### EXERCISE REQUIREMENTS
Exactly as written, quote every line that follows, skipping the images.

### SUPPLIED MATERIAL
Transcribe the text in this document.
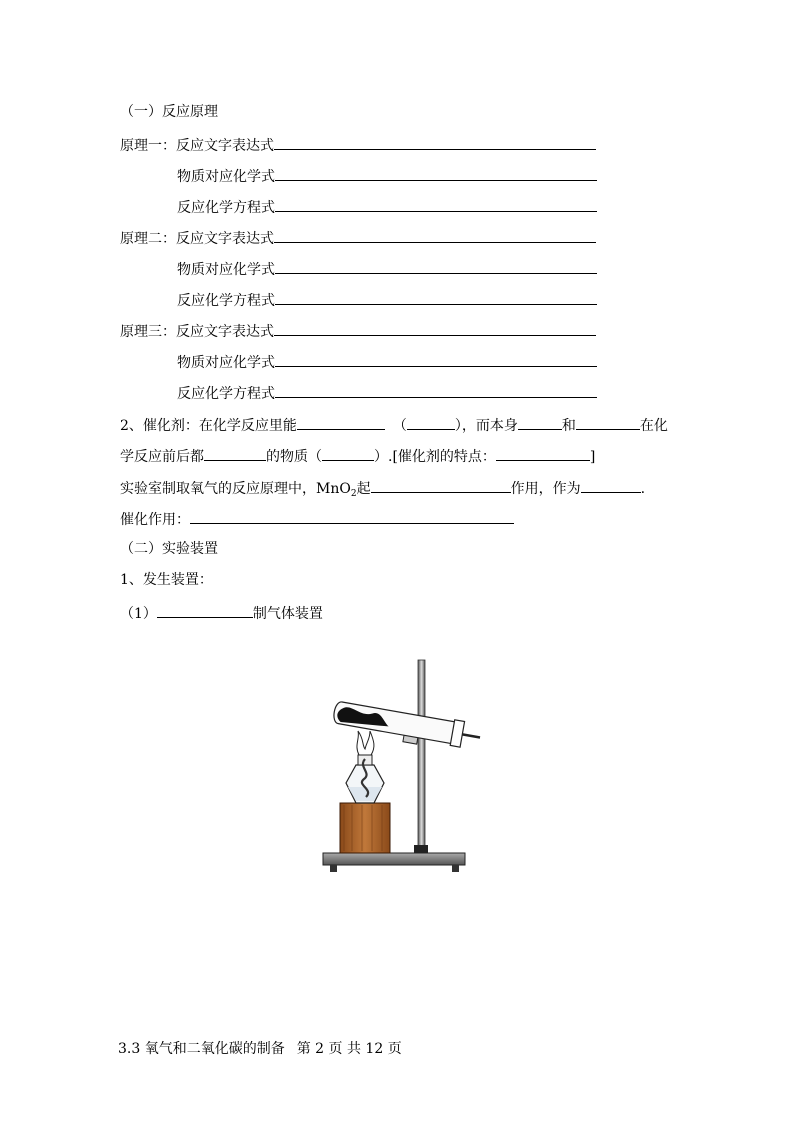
（一）反应原理
原理一：反应文字表达式
物质对应化学式
反应化学方程式
原理二：反应文字表达式
物质对应化学式
反应化学方程式
原理三：反应文字表达式
物质对应化学式
反应化学方程式
2、催化剂：在化学反应里能	（	），而本身	和	在化
学反应前后都	的物质（	）.[催化剂的特点：	]
实验室制取氧气的反应原理中，MnO$_2$起	作用，作为	.
催化作用：
（二）实验装置
1、发生装置：
（1）	制气体装置
3.3 氧气和二氧化碳的制备 第 2 页 共 12 页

### RESPONSE
Transcribe the text in this document.
（一）反应原理
原理一：反应文字表达式
物质对应化学式
反应化学方程式
原理二：反应文字表达式
物质对应化学式
反应化学方程式
原理三：反应文字表达式
物质对应化学式
反应化学方程式
2、催化剂：在化学反应里能	（	），而本身	和	在化
学反应前后都	的物质（	）.[催化剂的特点：	]
实验室制取氧气的反应原理中，MnO$_2$起	作用，作为	.
催化作用：
（二）实验装置
1、发生装置：
（1）	制气体装置
3.3 氧气和二氧化碳的制备 第 2 页 共 12 页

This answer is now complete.